STATED TASK:
Find the word "مثبت" in the listing; pull out each line holding it.

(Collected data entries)
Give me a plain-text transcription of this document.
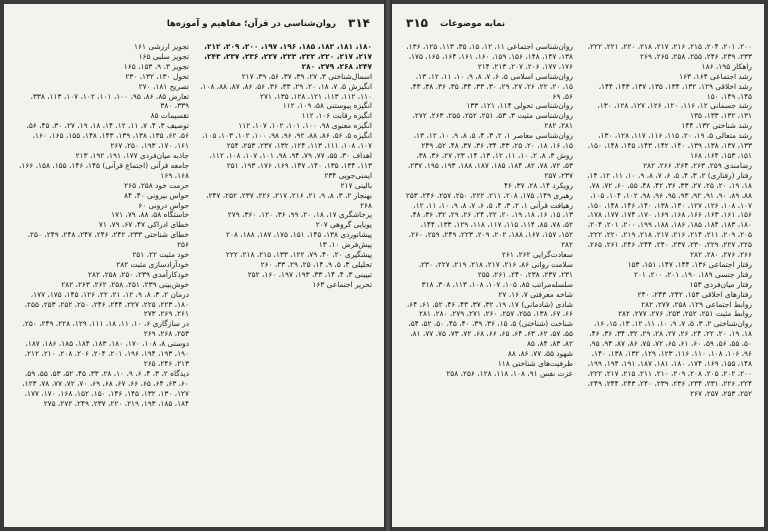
۳۱۴
روان‌شناسی در قرآن؛ مفاهیم و آموزه‌ها
۱۸۰، ۱۸۱، ۱۸۲، ۱۸۵، ۱۹۶، ۱۹۷، ۲۰۰، ۲۰۹، ۲۱۲، ۲۱۷، ۲۱۷، ۲۲۰، ۲۲۲، ۲۲۳، ۲۲۷، ۲۳۶، ۲۳۷، ۲۴۳، ۲۴۷، ۲۶۸، ۲۷۹، ۲۸۰
اسمال‌شناختی ۳، ۲۷، ۳۹، ۳۷، ۵۶، ۳۹، ۲۱۷
انگیزش ۵، ۷، ۱۸، ۲۰، ۲۹، ۳۳، ۳۶، ۵۶، ۸۶، ۸۷، ۸۸، ۱۰۸، ۱۱۰، ۱۱۲، ۱۱۳، ۱۲۱، ۱۲۸، ۱۳۵، ۲۷۱
انگیزه پیوستنی ۵۸، ۱۰۹، ۱۱۲
انگیزه رقابت ۱۰۶، ۱۱۲
انگیزه معنوی ۹۸، ۱۰۰، ۱۰۱، ۱۰۲، ۱۰۷، ۱۱۲
انگیزه ۵، ۵۶، ۸۶، ۸۸، ۹۲، ۹۶، ۹۸، ۱۰۰، ۱۰۲، ۱۰۳، ۱۰۵، ۱۰۷، ۱۰۸، ۱۱۱، ۱۱۳، ۱۲۴، ۱۳۲، ۲۳۷، ۲۵۳، ۲۵۴
اهداف ۳۰، ۵۵، ۷۷، ۷۹، ۹۴، ۹۸، ۱۰۱، ۱۰۷، ۱۰۸، ۱۱۲، ۱۱۳، ۱۳۴، ۱۳۵، ۱۴۰، ۱۴۷، ۱۶۹، ۱۷۶، ۱۹۳، ۲۵۱
ایمنی‌جویی ۲۳۴
بالینی ۲۱۷
بهنجار ۲، ۳، ۸، ۹، ۲۱، ۲۱۶، ۲۱۷، ۲۲۶، ۲۳۷، ۲۵۲، ۲۴۷، ۲۶۸
پرخاشگری ۱۷، ۱۸، ۲۰، ۹۹، ۳۶، ۱۲۰، ۳۶۰، ۲۷۹
پویایی گروهی ۲۰۷
پیشانوردی ۱۳۸، ۱۴۵، ۱۵۱، ۱۷۵، ۱۸۷، ۱۸۸، ۲۰۸
پیش‌فرض ۱۰، ۱۳
پیشگیری ۲۰، ۴۰، ۷۹، ۱۲۲، ۱۳۳، ۲۱۵، ۲۱۸، ۲۲۲
تحلیلی ۳، ۵، ۹، ۱۴، ۲۵، ۲۹، ۳۳، ۲۶۰
تبیینی ۳، ۴، ۱۴، ۳۳، ۱۹۳، ۱۹۷، ۱۶۰، ۲۵۲
تحریر اجتماعی ۱۶۳
تجویز ارزشی ۱۶۱
تجویز سلبی ۱۶۵
تجویز ۳، ۹، ۱۵۳، ۱۶۵
تحول ۱۳۰، ۱۳۲، ۲۳۰
تصریح ۱۸۱، ۲۷۰
تعارض ۸۵، ۸۶، ۹۵، ۱۰۰، ۱۰۱، ۱۰۲، ۱۰۷، ۱۱۳، ۳۳۸، ۳۳۹، ۳۸۰
تقسیمات ۸۵
توصیف ۳، ۴، ۷، ۱۱، ۱۲، ۱۴، ۱۸، ۱۹، ۲۷، ۳۰، ۴۵، ۵۶، ۵۶، ۶۲، ۱۳۵، ۱۳۸، ۱۳۹، ۱۴۳، ۱۴۸، ۱۵۵، ۱۶۵، ۱۶۰، ۱۶۱، ۱۷۰، ۱۹۳، ۲۵۰، ۲۶۷
جاذبه میان‌فردی ۱۷۷، ۱۹۱، ۱۹۲، ۲۱۳
جامعه قرآنی (اجتماع قرآنی) ۱۴۵، ۱۴۶، ۱۵۵، ۱۵۸، ۱۶۶، ۱۶۸، ۱۶۹
حرمت خود ۲۵۸، ۲۶۵
حواس بیرونی ۴۰، ۸۴
حواس درونی ۶۰
خاستگاه ۵۸، ۸۸، ۷۹، ۱۷۱
خطای ادراکی ۴۷، ۶۷، ۷۹، ۷۱
خطای شناختی ۲۳۳، ۲۴۲، ۲۴۶، ۲۴۷، ۲۴۸، ۲۴۹، ۲۵۰، ۲۵۶
خود مثبت ۲۲، ۲۵۱
خودآزادسازی مثبت ۲۸۲
خودکارآمدی ۲۳۹، ۲۵۰، ۲۵۸، ۲۸۲
خوش‌بینی ۲۳۹، ۲۵۱، ۲۵۸، ۲۶۲، ۲۶۳، ۲۸۲
درمان ۲، ۳، ۸، ۹، ۱۲، ۲۱، ۲۲، ۱۲۶، ۱۴۵، ۱۷۵، ۱۷۷، ۱۸۰، ۲۲۳، ۲۲۵، ۲۲۷، ۲۴۴، ۲۴۶، ۲۵۰، ۲۵۲، ۲۵۳، ۲۵۵، ۲۶۱، ۲۶۹، ۲۷۳
در سازگاری ۶، ۱۰، ۱۱، ۱۸، ۱۱۱، ۱۲۹، ۲۲۸، ۲۴۹، ۲۵۰، ۲۵۳، ۲۶۸، ۲۶۹
دوستی ۸، ۱۰۸، ۱۷۰، ۱۸۰، ۱۸۳، ۱۸۴، ۱۸۵، ۱۸۶، ۱۸۷، ۱۹۰، ۱۹۳، ۱۹۴، ۱۹۶، ۲۰۱، ۲۰۴، ۲۰۶، ۲۰۸، ۲۱۰، ۲۱۲، ۲۱۳، ۲۴۶، ۲۶۵
دیدگاه ۲، ۳، ۴، ۶، ۹، ۱۰، ۲۸، ۳۳، ۴۵، ۵۲، ۵۳، ۵۵، ۵۹، ۶۰، ۶۳، ۶۴، ۶۵، ۶۶، ۶۷، ۶۸، ۶۹، ۷۰، ۷۲، ۷۷، ۷۸، ۱۲۳، ۱۲۷، ۱۳۰، ۱۳۲، ۱۴۵، ۱۴۶، ۱۵۰، ۱۵۲، ۱۶۸، ۱۷۰، ۱۷۷، ۱۸۴، ۱۸۵، ۱۹۳، ۲۱۹، ۲۲۰، ۲۳۷، ۲۴۹، ۲۷۲، ۲۷۵
۳۱۵ نمایه موضوعات
۲۰۰، ۲۰۱، ۲۰۴، ۲۱۵، ۲۱۶، ۲۱۷، ۲۱۸، ۲۲۰، ۲۲۱، ۲۲۲، ۲۳۳، ۲۳۹، ۲۴۶، ۲۵۵، ۲۵۸، ۲۶۵، ۲۶۹
راهکار ۱۹۵، ۱۸۶
رشد اجتماعی ۱۶۴، ۱۶۳
رشد اخلاقی ۱۲۹، ۱۳۲، ۱۳۴، ۱۳۵، ۱۳۷، ۱۴۳، ۱۴۴، ۱۴۵، ۱۴۹، ۱۵۰
رشد جسمانی ۱۲، ۱۱۶، ۱۲۰، ۱۲۶، ۱۲۷، ۱۲۸، ۱۳۰، ۱۳۱، ۱۳۲، ۱۳۳، ۱۳۵
رشد شناختی ۱۳۲، ۱۴۴
رشد متعالی ۵، ۱۹، ۲۰، ۱۱۵، ۱۱۶، ۱۱۷، ۱۲۸، ۱۳۰، ۱۳۳، ۱۳۷، ۱۳۸، ۱۳۹، ۱۴۰، ۱۴۲، ۱۴۳، ۱۴۵، ۱۴۸، ۱۵۰، ۱۵۱، ۱۵۳، ۱۶۴، ۱۶۸
رضامندی ۲۵۹، ۲۶۳، ۲۶۴، ۲۶۶، ۲۸۲
رفتار (رفتاری) ۲، ۳، ۴، ۵، ۶، ۷، ۸، ۹، ۱۰، ۱۱، ۱۲، ۱۴، ۱۸، ۱۹، ۲۰، ۲۵، ۲۷، ۳۳، ۳۶، ۴۲، ۴۸، ۵۵، ۶۰، ۷۲، ۷۸، ۸۸، ۸۹، ۹۰، ۹۱، ۹۲، ۹۳، ۹۵، ۹۶، ۹۸، ۱۰۲، ۱۰۴، ۱۰۵، ۱۰۷، ۱۰۸، ۱۲۶، ۱۲۷، ۱۳۰، ۱۳۸، ۱۴۰، ۱۴۶، ۱۴۸، ۱۵۰، ۱۵۶، ۱۶۱، ۱۶۳، ۱۶۶، ۱۶۸، ۱۶۹، ۱۷۰، ۱۷۴، ۱۷۷، ۱۷۸، ۱۸۰، ۱۸۳، ۱۸۴، ۱۸۵، ۱۸۶، ۱۸۸، ۱۹۹، ۲۰۰، ۲۰۱، ۲۰۴، ۲۰۵، ۲۰۹، ۲۱۱، ۲۱۴، ۲۱۶، ۲۱۷، ۲۱۸، ۲۱۹، ۲۲۰، ۲۲۲، ۲۲۵، ۲۲۷، ۲۲۹، ۲۳۰، ۲۳۷، ۲۴۰، ۲۴۴، ۲۴۶، ۲۶۱، ۲۶۵، ۲۶۶، ۲۷۶، ۲۸۰، ۲۸۲
رفتار اجتماعی ۱۳۶، ۱۴۴، ۱۴۷، ۱۵۱، ۱۵۳
رفتار جنسی ۱۸۹، ۱۹۰، ۲۰۱، ۲۰۰، ۲۰۱
رفتار میان‌فردی ۱۵۳
رفتارهای اخلاقی ۱۵۳، ۲۴۲، ۲۴۳، ۲۴۰
روابط اجتماعی ۱۲۹، ۲۵۸، ۲۷۷، ۲۸۲
روابط مثبت ۲۵۱، ۲۵۲، ۲۵۳، ۲۷۶، ۲۷۷، ۲۸۲
روان‌شناختی ۲، ۳، ۵، ۷، ۹، ۱۰، ۱۱، ۱۲، ۱۳، ۱۵، ۱۶، ۱۸، ۱۹، ۲۰، ۲۲، ۲۴، ۲۶، ۲۷، ۲۸، ۲۹، ۳۲، ۳۴، ۳۶، ۴۶، ۵۰، ۵۵، ۵۶، ۵۹، ۶۰، ۶۱، ۶۵، ۷۲، ۷۵، ۸۶، ۸۷، ۹۴، ۹۵، ۹۶، ۱۰۶، ۱۰۸، ۱۱۰، ۱۱۶، ۱۲۳، ۱۲۹، ۱۳۲، ۱۳۸، ۱۴۰، ۱۴۸، ۱۵۵، ۱۶۹، ۱۷۴، ۱۸۰، ۱۸۱، ۱۸۷، ۱۹۱، ۱۹۴، ۱۹۹، ۲۰۰، ۲۰۲، ۲۰۵، ۲۰۸، ۲۰۹، ۲۱۰، ۲۱۱، ۲۱۵، ۲۱۷، ۲۲۲، ۲۲۴، ۲۲۶، ۲۳۱، ۲۳۴، ۲۳۶، ۲۳۹، ۲۴۰، ۲۴۳، ۲۴۴، ۲۴۹، ۲۵۲، ۲۵۳، ۲۵۷، ۲۶۷
روان‌شناسی اجتماعی ۱۱، ۱۲، ۱۵، ۳۵، ۱۱۳، ۱۲۵، ۱۳۶، ۱۳۸، ۱۴۷، ۱۴۸، ۱۵۶، ۱۵۹، ۱۶۰، ۱۶۱، ۱۶۴، ۱۶۵، ۱۷۵، ۱۷۶، ۱۷۷، ۲۰۶، ۲۰۷، ۲۱۳، ۲۱۴
روان‌شناسی اسلامی ۵، ۶، ۷، ۸، ۹، ۱۰، ۱۱، ۱۲، ۱۳، ۱۵، ۲۰، ۲۲، ۲۶، ۲۷، ۲۹، ۳۰، ۳۳، ۳۴، ۳۵، ۳۶، ۳۸، ۴۳، ۵۶، ۶۹
روان‌شناسی تحولی ۱۱۴، ۱۲۱، ۱۳۳
روان‌شناسی مثبت ۳، ۵۳، ۲۵۱، ۲۵۲، ۲۵۵، ۲۶۳، ۲۷۲، ۲۸۱، ۲۸۲
روان‌شناسی معاصر ۱، ۲، ۳، ۴، ۵، ۸، ۹، ۱۰، ۱۲، ۱۳، ۱۵، ۱۶، ۱۸، ۲۰، ۲۵، ۳۳، ۳۴، ۳۶، ۳۷، ۴۸، ۵۲، ۲۴۹
روش ۳، ۸، ۲، ۱۰، ۱۱، ۱۲، ۱۳، ۱۴، ۲۳، ۲۷، ۳۶، ۳۸، ۵۳، ۷۲، ۷۸، ۸۲، ۱۸۴، ۱۸۵، ۱۸۷، ۱۸۸، ۱۹۳، ۱۹۵، ۲۳۷، ۲۳۷، ۲۵۷
رویکرد ۱۴، ۲۸، ۳۷، ۴۶
رهبری ۱۴۹، ۱۷۵، ۲۰۸، ۲۱۱، ۲۲۲، ۲۵۰، ۲۵۷، ۲۴۶، ۲۵۳
رهیافت قرآنی ۱، ۲، ۳، ۴، ۵، ۶، ۷، ۸، ۹، ۱۰، ۱۱، ۱۲، ۱۳، ۱۵، ۱۶، ۱۸، ۱۹، ۲۰، ۲۲، ۲۴، ۲۶، ۲۹، ۳۲، ۳۶، ۴۸، ۵۲، ۷۸، ۸۵، ۱۱۴، ۱۱۵، ۱۱۷، ۱۱۸، ۱۲۹، ۱۳۳، ۱۴۴، ۱۵۲، ۱۵۷، ۱۶۷، ۱۸۸، ۲۰۲، ۲۰۹، ۲۲۳، ۲۴۹، ۲۵۹، ۲۶۰، ۲۸۲
سعادت‌گرایی ۲۶۲، ۲۶۱
سلامت روانی ۸۶، ۲۱۶، ۲۱۷، ۲۱۸، ۲۱۹، ۲۲۷، ۲۳۰، ۲۳۱، ۲۳۷، ۲۳۸، ۲۴۰، ۲۶۱، ۲۵۵
سلسله‌مراتب ۸۵، ۱۰۵، ۱۰۷، ۱۰۸، ۱۱۳، ۳۰۸، ۳۱۸
شاخه معرفتی ۷، ۱۶، ۲۷
شادی (شادمانی) ۱۷، ۱۹، ۳۲، ۳۷، ۴۳، ۴۶، ۵۲، ۶۱، ۶۴، ۶۶، ۶۷، ۱۳۸، ۲۵۵، ۲۵۷، ۲۶۰، ۲۷۱، ۲۷۹، ۲۸۰، ۲۸۱
شناخت (شناختی) ۵، ۱۵، ۳۶، ۳۹، ۴۰، ۴۵، ۵۰، ۵۲، ۵۴، ۵۵، ۵۷، ۶۲، ۶۳، ۶۴، ۶۵، ۶۶، ۶۸، ۷۲، ۷۳، ۷۵، ۷۷، ۸۱، ۸۲، ۸۳، ۸۴، ۸۵
شهود ۵۵، ۷۷، ۸۶، ۸۸
ظرفیت‌های شناختی ۱۱۸
عزت نفس ۹۱، ۱۰۸، ۱۱۸، ۱۲۸، ۲۵۶، ۲۵۸
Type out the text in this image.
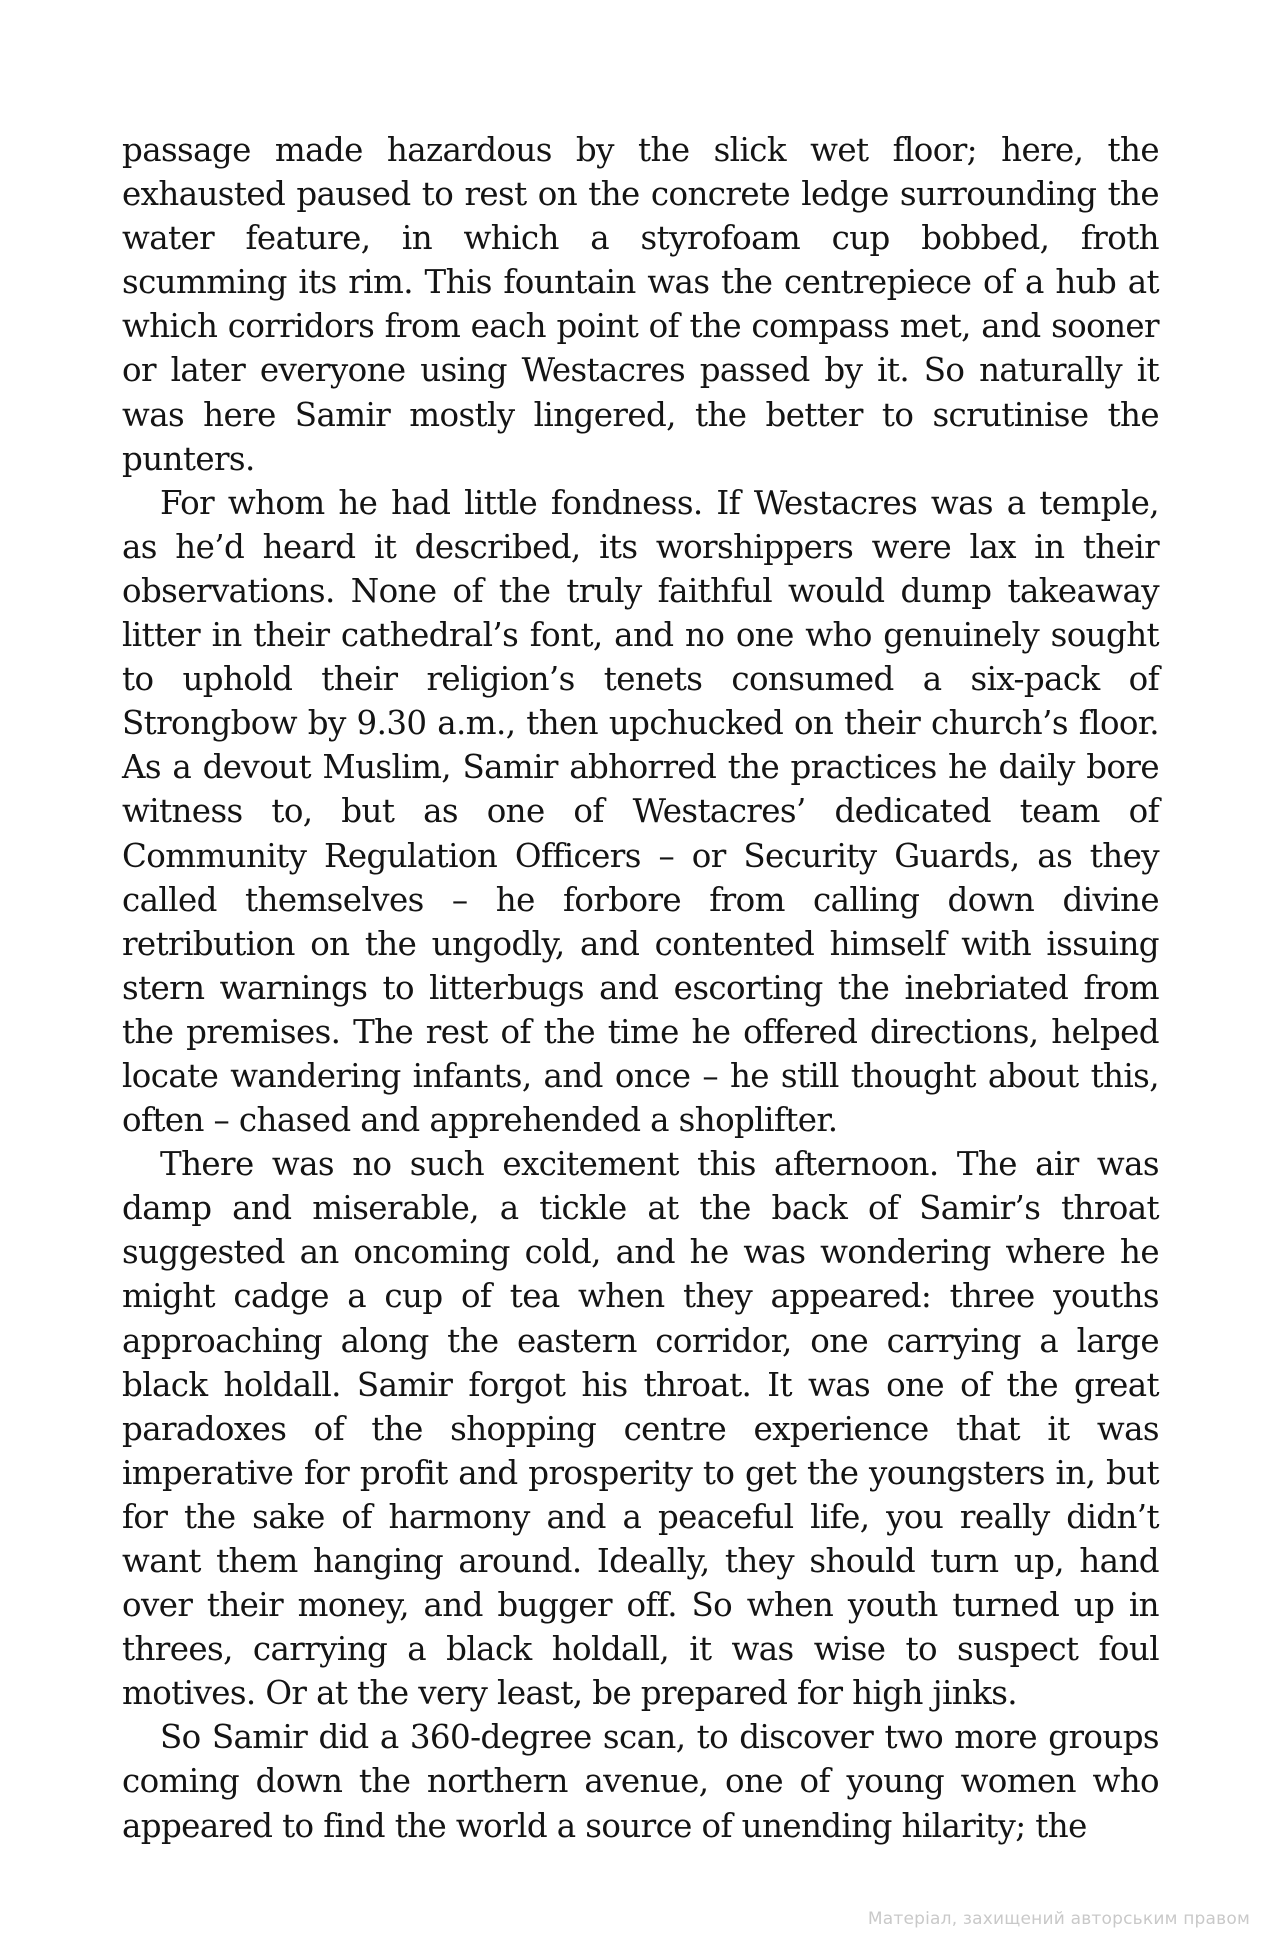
passage made hazardous by the slick wet floor; here, the exhausted paused to rest on the concrete ledge surrounding the water feature, in which a styrofoam cup bobbed, froth scumming its rim. This fountain was the centrepiece of a hub at which corridors from each point of the compass met, and sooner or later everyone using Westacres passed by it. So naturally it was here Samir mostly lingered, the better to scrutinise the punters.

For whom he had little fondness. If Westacres was a temple, as he’d heard it described, its worshippers were lax in their observations. None of the truly faithful would dump takeaway litter in their cathedral’s font, and no one who genuinely sought to uphold their religion’s tenets consumed a six-pack of Strongbow by 9.30 a.m., then upchucked on their church’s floor. As a devout Muslim, Samir abhorred the practices he daily bore witness to, but as one of Westacres’ dedicated team of Community Regulation Officers – or Security Guards, as they called themselves – he forbore from calling down divine retribution on the ungodly, and contented himself with issuing stern warnings to litterbugs and escorting the inebriated from the premises. The rest of the time he offered directions, helped locate wandering infants, and once – he still thought about this, often – chased and apprehended a shoplifter.

There was no such excitement this afternoon. The air was damp and miserable, a tickle at the back of Samir’s throat suggested an oncoming cold, and he was wondering where he might cadge a cup of tea when they appeared: three youths approaching along the eastern corridor, one carrying a large black holdall. Samir forgot his throat. It was one of the great paradoxes of the shopping centre experience that it was imperative for profit and prosperity to get the youngsters in, but for the sake of harmony and a peaceful life, you really didn’t want them hanging around. Ideally, they should turn up, hand over their money, and bugger off. So when youth turned up in threes, carrying a black holdall, it was wise to suspect foul motives. Or at the very least, be prepared for high jinks.

So Samir did a 360-degree scan, to discover two more groups coming down the northern avenue, one of young women who appeared to find the world a source of unending hilarity; the

Матеріал, захищений авторським правом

WORKED SOLUTION:
خود مثبت ۲۲، ۲۵۱
خودآزادسازی مثبت ۲۸۲
روابط مثبت ۲۵۱، ۲۵۲، ۲۵۳، ۲۷۶، ۲۷۷، ۲۸۲
روان‌شناسی مثبت ۳، ۵۳، ۲۵۱، ۲۵۲، ۲۵۵، ۲۶۳، ۲۷۲، ۲۸۱، ۲۸۲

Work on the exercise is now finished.